[Dataset items]
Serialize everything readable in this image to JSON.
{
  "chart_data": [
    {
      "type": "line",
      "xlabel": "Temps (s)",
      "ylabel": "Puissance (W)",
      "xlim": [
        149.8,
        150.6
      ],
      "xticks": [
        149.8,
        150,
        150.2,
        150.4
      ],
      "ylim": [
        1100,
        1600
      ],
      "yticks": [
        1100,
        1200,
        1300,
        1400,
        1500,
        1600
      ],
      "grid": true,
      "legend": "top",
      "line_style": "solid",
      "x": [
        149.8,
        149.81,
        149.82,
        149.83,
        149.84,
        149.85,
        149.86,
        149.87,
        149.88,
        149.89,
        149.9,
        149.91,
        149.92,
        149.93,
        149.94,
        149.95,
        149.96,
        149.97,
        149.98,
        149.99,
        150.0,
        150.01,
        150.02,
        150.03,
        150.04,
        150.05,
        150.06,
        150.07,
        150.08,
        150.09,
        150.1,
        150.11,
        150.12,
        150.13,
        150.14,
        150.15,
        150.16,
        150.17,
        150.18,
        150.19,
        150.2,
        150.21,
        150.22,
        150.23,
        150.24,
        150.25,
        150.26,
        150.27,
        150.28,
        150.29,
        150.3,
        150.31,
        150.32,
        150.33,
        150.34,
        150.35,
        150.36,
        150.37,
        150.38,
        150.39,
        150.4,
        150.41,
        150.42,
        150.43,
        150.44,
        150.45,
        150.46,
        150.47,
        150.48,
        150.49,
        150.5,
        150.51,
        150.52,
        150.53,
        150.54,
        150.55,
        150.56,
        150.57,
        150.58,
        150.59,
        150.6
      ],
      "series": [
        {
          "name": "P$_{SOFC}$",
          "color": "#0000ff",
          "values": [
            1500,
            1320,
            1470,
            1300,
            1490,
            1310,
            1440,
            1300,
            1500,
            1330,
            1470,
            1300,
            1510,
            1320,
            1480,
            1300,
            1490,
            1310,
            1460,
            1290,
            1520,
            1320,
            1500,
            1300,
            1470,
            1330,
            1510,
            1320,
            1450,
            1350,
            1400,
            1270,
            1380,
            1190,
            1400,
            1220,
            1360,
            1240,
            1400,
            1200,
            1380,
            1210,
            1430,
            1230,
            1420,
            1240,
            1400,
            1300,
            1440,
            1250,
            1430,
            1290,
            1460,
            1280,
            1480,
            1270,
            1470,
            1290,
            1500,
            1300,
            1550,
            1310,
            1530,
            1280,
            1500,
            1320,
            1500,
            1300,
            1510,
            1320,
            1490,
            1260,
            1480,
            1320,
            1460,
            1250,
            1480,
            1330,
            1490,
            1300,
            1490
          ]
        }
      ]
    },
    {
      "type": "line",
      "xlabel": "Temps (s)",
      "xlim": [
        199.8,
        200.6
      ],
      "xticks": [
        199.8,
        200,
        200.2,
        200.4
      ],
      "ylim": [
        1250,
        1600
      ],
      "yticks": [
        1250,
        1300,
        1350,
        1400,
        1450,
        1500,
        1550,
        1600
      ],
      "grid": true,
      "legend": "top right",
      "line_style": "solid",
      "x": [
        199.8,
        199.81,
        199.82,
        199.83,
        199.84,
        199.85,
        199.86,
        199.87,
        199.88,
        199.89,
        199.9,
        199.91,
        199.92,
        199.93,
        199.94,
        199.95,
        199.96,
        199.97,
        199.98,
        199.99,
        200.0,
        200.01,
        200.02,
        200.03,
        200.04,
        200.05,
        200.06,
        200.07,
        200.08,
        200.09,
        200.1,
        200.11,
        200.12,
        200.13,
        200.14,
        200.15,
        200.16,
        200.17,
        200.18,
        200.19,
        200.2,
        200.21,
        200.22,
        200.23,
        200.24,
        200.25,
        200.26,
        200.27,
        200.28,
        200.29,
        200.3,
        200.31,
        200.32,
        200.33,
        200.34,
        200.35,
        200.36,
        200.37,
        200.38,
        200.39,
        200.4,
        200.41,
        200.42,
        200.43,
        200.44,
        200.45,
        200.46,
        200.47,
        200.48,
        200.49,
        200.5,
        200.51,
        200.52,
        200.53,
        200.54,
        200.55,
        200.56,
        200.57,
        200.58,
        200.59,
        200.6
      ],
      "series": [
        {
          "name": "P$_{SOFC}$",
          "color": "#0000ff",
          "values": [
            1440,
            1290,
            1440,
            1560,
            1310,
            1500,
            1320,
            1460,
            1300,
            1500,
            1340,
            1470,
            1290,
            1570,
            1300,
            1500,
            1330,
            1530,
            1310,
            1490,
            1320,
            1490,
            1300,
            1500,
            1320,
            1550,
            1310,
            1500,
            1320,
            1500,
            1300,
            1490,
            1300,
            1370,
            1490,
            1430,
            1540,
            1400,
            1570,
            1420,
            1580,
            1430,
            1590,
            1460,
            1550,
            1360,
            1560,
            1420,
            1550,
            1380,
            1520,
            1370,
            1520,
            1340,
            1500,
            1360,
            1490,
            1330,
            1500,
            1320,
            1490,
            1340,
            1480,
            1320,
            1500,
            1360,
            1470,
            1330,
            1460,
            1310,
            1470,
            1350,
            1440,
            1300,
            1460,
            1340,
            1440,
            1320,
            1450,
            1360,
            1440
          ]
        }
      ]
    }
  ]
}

=== Written exercise ===
Produce a verbatim transcription of the entries above.

=== Expected output ===
Serialize everything readable in this image to JSON.
{
  "chart_data": [
    {
      "type": "line",
      "xlabel": "Temps (s)",
      "ylabel": "Puissance (W)",
      "xlim": [
        149.8,
        150.6
      ],
      "xticks": [
        149.8,
        150,
        150.2,
        150.4
      ],
      "ylim": [
        1100,
        1600
      ],
      "yticks": [
        1100,
        1200,
        1300,
        1400,
        1500,
        1600
      ],
      "grid": true,
      "legend": "top",
      "line_style": "solid",
      "x": [
        149.8,
        149.81,
        149.82,
        149.83,
        149.84,
        149.85,
        149.86,
        149.87,
        149.88,
        149.89,
        149.9,
        149.91,
        149.92,
        149.93,
        149.94,
        149.95,
        149.96,
        149.97,
        149.98,
        149.99,
        150.0,
        150.01,
        150.02,
        150.03,
        150.04,
        150.05,
        150.06,
        150.07,
        150.08,
        150.09,
        150.1,
        150.11,
        150.12,
        150.13,
        150.14,
        150.15,
        150.16,
        150.17,
        150.18,
        150.19,
        150.2,
        150.21,
        150.22,
        150.23,
        150.24,
        150.25,
        150.26,
        150.27,
        150.28,
        150.29,
        150.3,
        150.31,
        150.32,
        150.33,
        150.34,
        150.35,
        150.36,
        150.37,
        150.38,
        150.39,
        150.4,
        150.41,
        150.42,
        150.43,
        150.44,
        150.45,
        150.46,
        150.47,
        150.48,
        150.49,
        150.5,
        150.51,
        150.52,
        150.53,
        150.54,
        150.55,
        150.56,
        150.57,
        150.58,
        150.59,
        150.6
      ],
      "series": [
        {
          "name": "P$_{SOFC}$",
          "color": "#0000ff",
          "values": [
            1500,
            1320,
            1470,
            1300,
            1490,
            1310,
            1440,
            1300,
            1500,
            1330,
            1470,
            1300,
            1510,
            1320,
            1480,
            1300,
            1490,
            1310,
            1460,
            1290,
            1520,
            1320,
            1500,
            1300,
            1470,
            1330,
            1510,
            1320,
            1450,
            1350,
            1400,
            1270,
            1380,
            1190,
            1400,
            1220,
            1360,
            1240,
            1400,
            1200,
            1380,
            1210,
            1430,
            1230,
            1420,
            1240,
            1400,
            1300,
            1440,
            1250,
            1430,
            1290,
            1460,
            1280,
            1480,
            1270,
            1470,
            1290,
            1500,
            1300,
            1550,
            1310,
            1530,
            1280,
            1500,
            1320,
            1500,
            1300,
            1510,
            1320,
            1490,
            1260,
            1480,
            1320,
            1460,
            1250,
            1480,
            1330,
            1490,
            1300,
            1490
          ]
        }
      ]
    },
    {
      "type": "line",
      "xlabel": "Temps (s)",
      "xlim": [
        199.8,
        200.6
      ],
      "xticks": [
        199.8,
        200,
        200.2,
        200.4
      ],
      "ylim": [
        1250,
        1600
      ],
      "yticks": [
        1250,
        1300,
        1350,
        1400,
        1450,
        1500,
        1550,
        1600
      ],
      "grid": true,
      "legend": "top right",
      "line_style": "solid",
      "x": [
        199.8,
        199.81,
        199.82,
        199.83,
        199.84,
        199.85,
        199.86,
        199.87,
        199.88,
        199.89,
        199.9,
        199.91,
        199.92,
        199.93,
        199.94,
        199.95,
        199.96,
        199.97,
        199.98,
        199.99,
        200.0,
        200.01,
        200.02,
        200.03,
        200.04,
        200.05,
        200.06,
        200.07,
        200.08,
        200.09,
        200.1,
        200.11,
        200.12,
        200.13,
        200.14,
        200.15,
        200.16,
        200.17,
        200.18,
        200.19,
        200.2,
        200.21,
        200.22,
        200.23,
        200.24,
        200.25,
        200.26,
        200.27,
        200.28,
        200.29,
        200.3,
        200.31,
        200.32,
        200.33,
        200.34,
        200.35,
        200.36,
        200.37,
        200.38,
        200.39,
        200.4,
        200.41,
        200.42,
        200.43,
        200.44,
        200.45,
        200.46,
        200.47,
        200.48,
        200.49,
        200.5,
        200.51,
        200.52,
        200.53,
        200.54,
        200.55,
        200.56,
        200.57,
        200.58,
        200.59,
        200.6
      ],
      "series": [
        {
          "name": "P$_{SOFC}$",
          "color": "#0000ff",
          "values": [
            1440,
            1290,
            1440,
            1560,
            1310,
            1500,
            1320,
            1460,
            1300,
            1500,
            1340,
            1470,
            1290,
            1570,
            1300,
            1500,
            1330,
            1530,
            1310,
            1490,
            1320,
            1490,
            1300,
            1500,
            1320,
            1550,
            1310,
            1500,
            1320,
            1500,
            1300,
            1490,
            1300,
            1370,
            1490,
            1430,
            1540,
            1400,
            1570,
            1420,
            1580,
            1430,
            1590,
            1460,
            1550,
            1360,
            1560,
            1420,
            1550,
            1380,
            1520,
            1370,
            1520,
            1340,
            1500,
            1360,
            1490,
            1330,
            1500,
            1320,
            1490,
            1340,
            1480,
            1320,
            1500,
            1360,
            1470,
            1330,
            1460,
            1310,
            1470,
            1350,
            1440,
            1300,
            1460,
            1340,
            1440,
            1320,
            1450,
            1360,
            1440
          ]
        }
      ]
    }
  ]
}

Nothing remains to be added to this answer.